▸ Supplied material
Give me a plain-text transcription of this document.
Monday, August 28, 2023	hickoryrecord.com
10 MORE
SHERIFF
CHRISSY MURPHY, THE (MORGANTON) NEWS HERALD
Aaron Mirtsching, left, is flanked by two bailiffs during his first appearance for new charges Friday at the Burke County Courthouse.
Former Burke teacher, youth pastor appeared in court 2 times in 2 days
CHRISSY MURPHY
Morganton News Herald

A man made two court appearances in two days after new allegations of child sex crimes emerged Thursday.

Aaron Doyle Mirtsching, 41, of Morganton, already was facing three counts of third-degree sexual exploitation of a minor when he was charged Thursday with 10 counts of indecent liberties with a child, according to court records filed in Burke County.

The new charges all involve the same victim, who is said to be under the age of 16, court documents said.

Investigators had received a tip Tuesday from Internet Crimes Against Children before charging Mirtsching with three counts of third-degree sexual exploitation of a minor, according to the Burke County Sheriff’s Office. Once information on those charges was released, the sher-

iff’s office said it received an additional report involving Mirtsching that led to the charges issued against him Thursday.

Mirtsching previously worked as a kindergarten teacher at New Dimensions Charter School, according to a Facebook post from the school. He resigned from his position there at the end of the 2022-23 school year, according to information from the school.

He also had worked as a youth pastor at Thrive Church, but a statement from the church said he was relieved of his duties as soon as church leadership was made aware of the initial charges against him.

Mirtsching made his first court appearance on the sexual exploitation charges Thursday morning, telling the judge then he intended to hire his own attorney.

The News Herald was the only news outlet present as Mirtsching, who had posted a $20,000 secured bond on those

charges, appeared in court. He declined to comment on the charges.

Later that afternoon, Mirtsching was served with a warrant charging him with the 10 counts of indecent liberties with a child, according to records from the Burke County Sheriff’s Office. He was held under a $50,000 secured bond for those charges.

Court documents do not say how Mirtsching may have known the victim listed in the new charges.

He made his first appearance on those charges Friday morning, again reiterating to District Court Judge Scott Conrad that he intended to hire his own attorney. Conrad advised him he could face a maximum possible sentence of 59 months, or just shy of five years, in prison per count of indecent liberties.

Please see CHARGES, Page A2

==

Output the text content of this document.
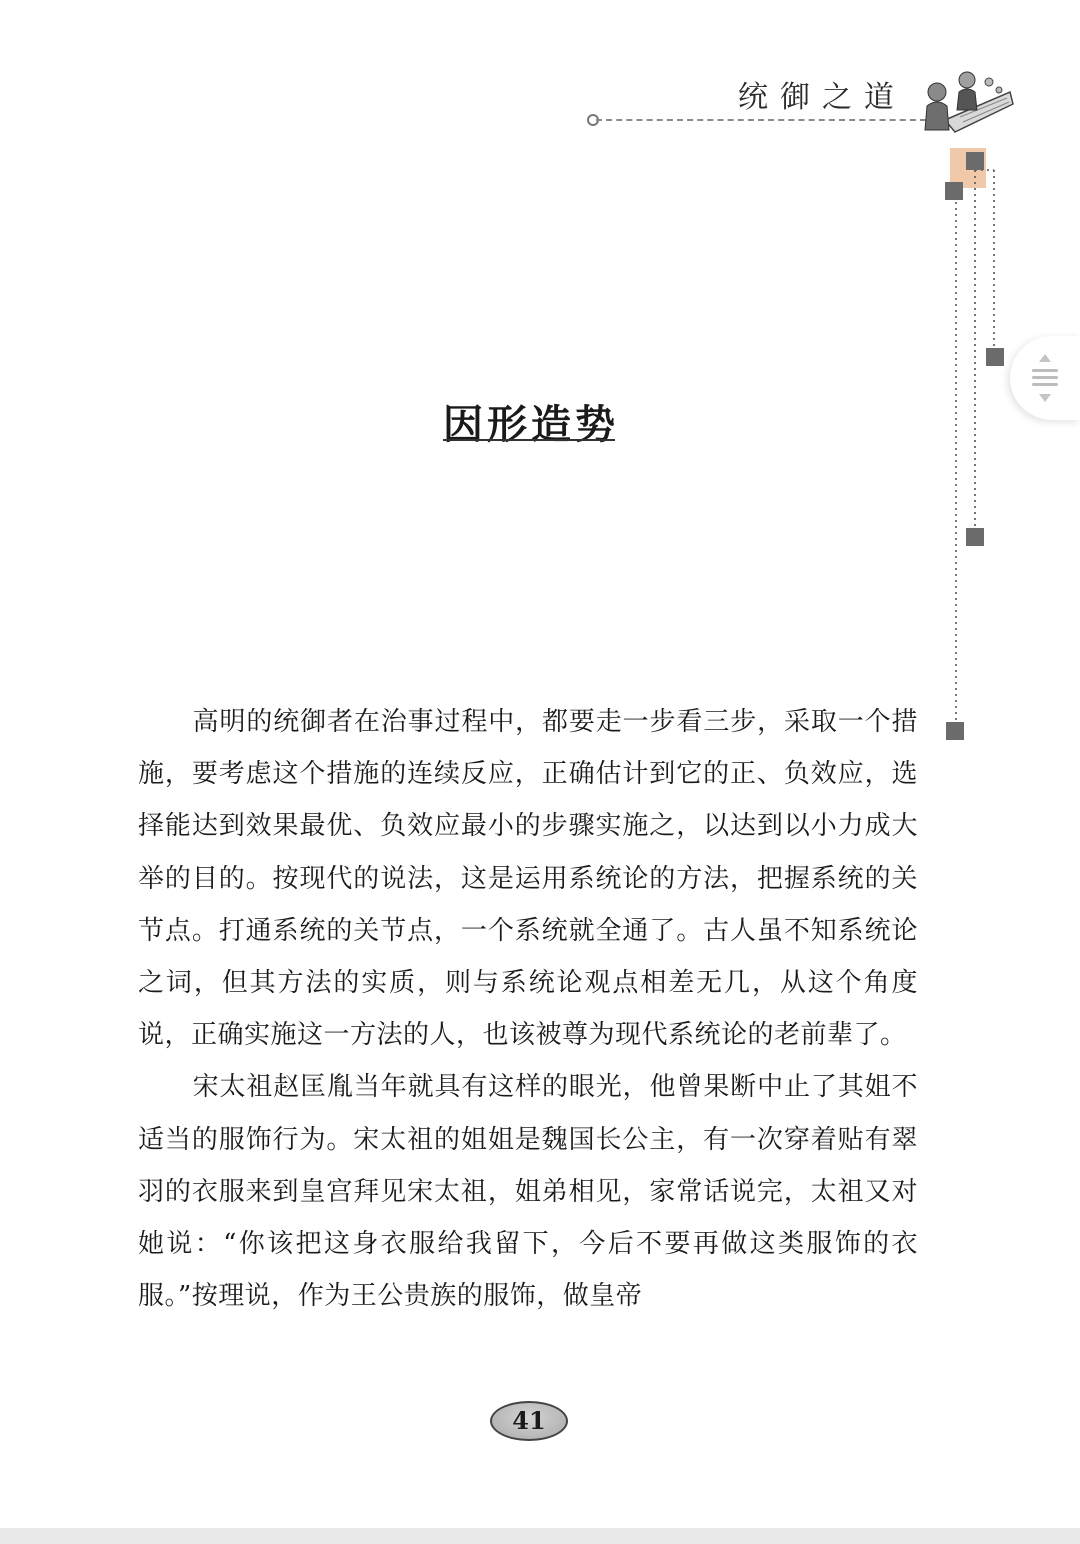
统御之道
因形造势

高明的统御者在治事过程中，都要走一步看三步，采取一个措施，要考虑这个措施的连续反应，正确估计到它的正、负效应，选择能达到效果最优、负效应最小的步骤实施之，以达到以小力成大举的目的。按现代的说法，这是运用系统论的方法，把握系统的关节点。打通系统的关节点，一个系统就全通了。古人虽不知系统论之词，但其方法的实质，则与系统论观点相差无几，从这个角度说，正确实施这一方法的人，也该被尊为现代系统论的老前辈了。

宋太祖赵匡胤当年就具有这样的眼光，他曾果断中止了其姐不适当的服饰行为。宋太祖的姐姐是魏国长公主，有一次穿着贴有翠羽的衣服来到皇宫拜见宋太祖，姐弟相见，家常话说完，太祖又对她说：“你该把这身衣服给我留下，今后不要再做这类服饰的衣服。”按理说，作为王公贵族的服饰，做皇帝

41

---

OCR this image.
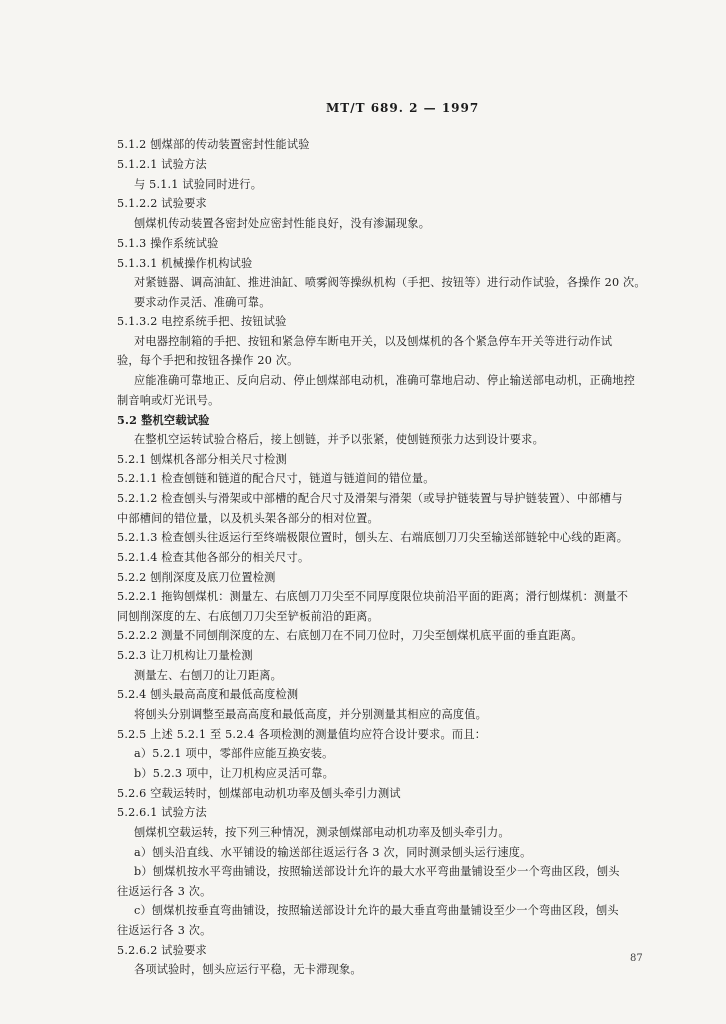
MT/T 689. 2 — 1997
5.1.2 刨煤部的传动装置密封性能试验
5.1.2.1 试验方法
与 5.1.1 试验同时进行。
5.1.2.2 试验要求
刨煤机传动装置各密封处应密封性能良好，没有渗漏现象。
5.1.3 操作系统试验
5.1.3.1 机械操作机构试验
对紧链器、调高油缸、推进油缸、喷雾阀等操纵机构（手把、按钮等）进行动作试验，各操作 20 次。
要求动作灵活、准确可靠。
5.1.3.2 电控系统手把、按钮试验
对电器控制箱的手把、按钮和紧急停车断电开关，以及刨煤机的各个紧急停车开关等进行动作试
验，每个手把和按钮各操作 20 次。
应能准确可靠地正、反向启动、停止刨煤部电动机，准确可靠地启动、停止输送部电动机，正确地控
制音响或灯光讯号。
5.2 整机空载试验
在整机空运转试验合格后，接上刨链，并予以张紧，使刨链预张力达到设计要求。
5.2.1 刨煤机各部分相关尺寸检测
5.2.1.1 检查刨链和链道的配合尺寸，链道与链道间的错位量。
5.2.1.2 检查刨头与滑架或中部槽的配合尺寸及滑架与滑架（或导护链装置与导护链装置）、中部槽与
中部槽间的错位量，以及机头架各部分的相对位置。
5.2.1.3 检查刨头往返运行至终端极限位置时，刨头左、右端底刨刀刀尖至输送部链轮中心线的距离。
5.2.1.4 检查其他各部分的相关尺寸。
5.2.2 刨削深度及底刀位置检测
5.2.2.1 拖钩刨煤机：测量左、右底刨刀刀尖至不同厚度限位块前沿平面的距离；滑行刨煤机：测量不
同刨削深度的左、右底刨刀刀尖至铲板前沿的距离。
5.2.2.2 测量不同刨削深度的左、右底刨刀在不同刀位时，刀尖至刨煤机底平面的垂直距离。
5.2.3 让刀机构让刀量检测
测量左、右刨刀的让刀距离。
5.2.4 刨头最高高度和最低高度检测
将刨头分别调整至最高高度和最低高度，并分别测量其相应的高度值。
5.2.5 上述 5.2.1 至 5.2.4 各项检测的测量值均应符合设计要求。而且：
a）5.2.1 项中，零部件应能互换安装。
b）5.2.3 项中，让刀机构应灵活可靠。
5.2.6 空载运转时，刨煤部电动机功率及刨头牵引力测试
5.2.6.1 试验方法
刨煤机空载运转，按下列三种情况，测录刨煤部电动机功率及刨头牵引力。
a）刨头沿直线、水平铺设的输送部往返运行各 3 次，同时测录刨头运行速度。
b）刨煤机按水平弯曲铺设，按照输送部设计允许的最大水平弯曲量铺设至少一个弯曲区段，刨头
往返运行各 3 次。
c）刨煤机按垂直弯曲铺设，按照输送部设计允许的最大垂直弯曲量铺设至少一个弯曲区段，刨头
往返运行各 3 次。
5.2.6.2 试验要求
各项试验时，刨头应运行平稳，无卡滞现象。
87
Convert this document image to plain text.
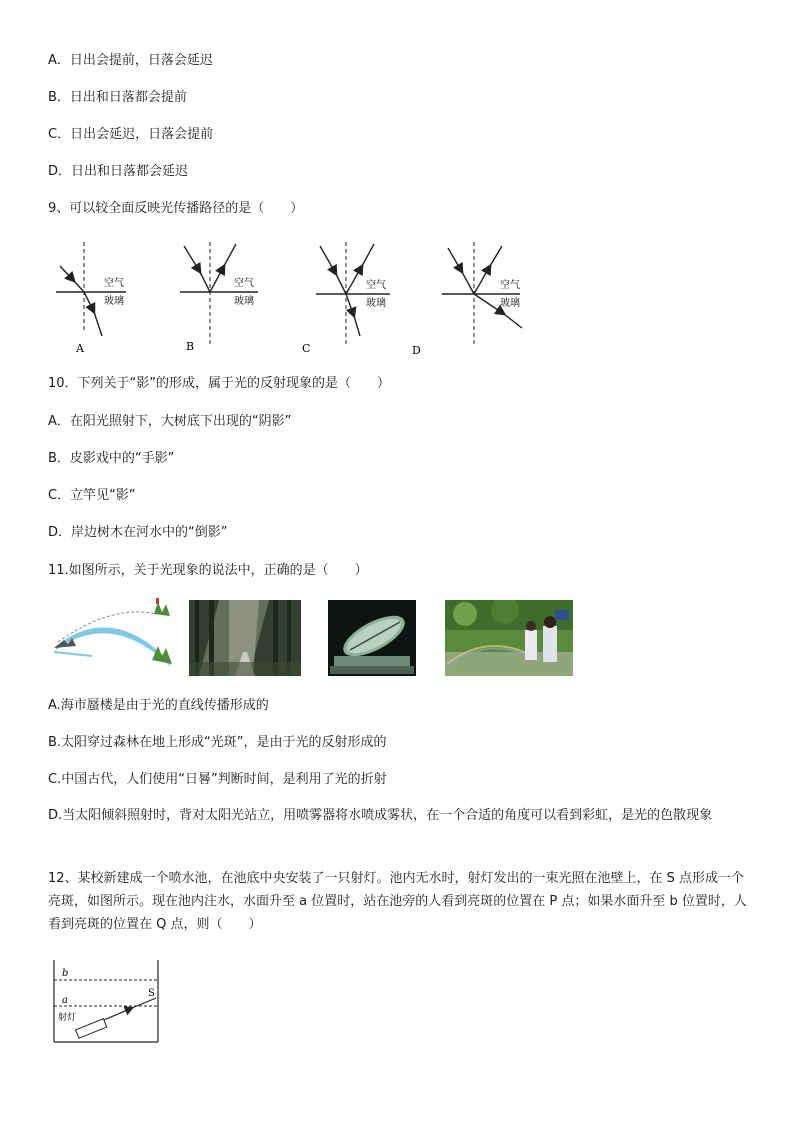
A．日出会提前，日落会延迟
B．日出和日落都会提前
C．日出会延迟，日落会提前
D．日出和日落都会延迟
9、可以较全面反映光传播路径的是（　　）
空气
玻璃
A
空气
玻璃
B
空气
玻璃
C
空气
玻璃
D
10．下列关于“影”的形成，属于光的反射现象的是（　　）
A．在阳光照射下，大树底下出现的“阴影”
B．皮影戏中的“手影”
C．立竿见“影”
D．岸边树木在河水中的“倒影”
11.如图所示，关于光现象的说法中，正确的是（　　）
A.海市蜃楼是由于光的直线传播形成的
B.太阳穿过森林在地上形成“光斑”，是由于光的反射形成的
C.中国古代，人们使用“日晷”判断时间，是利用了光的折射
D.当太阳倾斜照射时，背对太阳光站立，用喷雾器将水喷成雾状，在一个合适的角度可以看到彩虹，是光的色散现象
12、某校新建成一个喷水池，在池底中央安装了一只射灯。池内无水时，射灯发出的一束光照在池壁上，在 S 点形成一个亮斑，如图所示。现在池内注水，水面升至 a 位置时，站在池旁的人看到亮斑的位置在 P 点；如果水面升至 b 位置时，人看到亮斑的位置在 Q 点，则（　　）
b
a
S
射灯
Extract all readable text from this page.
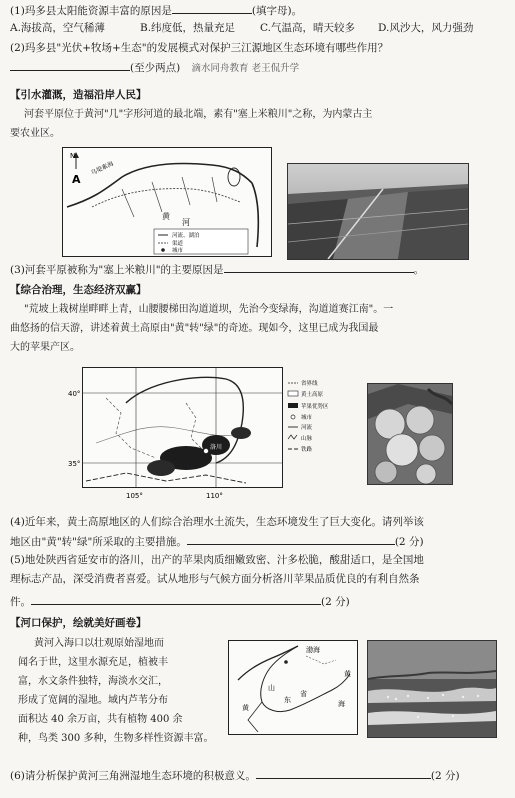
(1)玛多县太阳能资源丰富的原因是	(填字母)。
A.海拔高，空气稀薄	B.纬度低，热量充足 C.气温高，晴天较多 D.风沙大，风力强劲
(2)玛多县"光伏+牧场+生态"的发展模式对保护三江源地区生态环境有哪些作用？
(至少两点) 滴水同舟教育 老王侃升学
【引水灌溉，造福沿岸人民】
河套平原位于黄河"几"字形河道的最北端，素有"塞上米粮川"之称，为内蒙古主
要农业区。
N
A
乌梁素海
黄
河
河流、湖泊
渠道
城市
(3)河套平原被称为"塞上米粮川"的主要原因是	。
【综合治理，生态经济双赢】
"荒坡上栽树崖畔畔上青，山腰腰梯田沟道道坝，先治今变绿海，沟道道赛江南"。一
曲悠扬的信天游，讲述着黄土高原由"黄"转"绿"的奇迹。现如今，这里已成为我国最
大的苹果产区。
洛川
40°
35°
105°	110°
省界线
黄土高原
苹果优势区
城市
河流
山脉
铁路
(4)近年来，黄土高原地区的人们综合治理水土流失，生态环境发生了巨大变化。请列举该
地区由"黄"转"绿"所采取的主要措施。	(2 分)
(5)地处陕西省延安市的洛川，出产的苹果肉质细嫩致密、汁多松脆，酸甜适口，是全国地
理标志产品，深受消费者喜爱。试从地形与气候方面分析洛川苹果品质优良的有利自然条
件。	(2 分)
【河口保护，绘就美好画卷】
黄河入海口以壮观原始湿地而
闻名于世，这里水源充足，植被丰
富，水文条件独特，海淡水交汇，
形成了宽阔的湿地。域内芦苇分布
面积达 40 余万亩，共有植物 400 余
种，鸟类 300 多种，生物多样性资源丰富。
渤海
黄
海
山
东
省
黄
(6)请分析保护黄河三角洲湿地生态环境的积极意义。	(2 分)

▸ Short exercise
Which lines of the material contain the string "counts"? List each of them.

▸ Complete response
Aaron Doyle Mirtsching, 41, of Morganton, already was facing three counts of third-degree sexual exploitation of a minor when he was charged Thursday with 10 counts of indecent liberties with a child, according to court records filed in Burke County.
Investigators had received a tip Tuesday from Internet Crimes Against Children before charging Mirtsching with three counts of third-degree sexual exploitation of a minor, according to the Burke County Sheriff’s Office. Once information on those charges was released, the sher-
Later that afternoon, Mirtsching was served with a warrant charging him with the 10 counts of indecent liberties with a child, according to records from the Burke County Sheriff’s Office. He was held under a $50,000 secured bond for those charges.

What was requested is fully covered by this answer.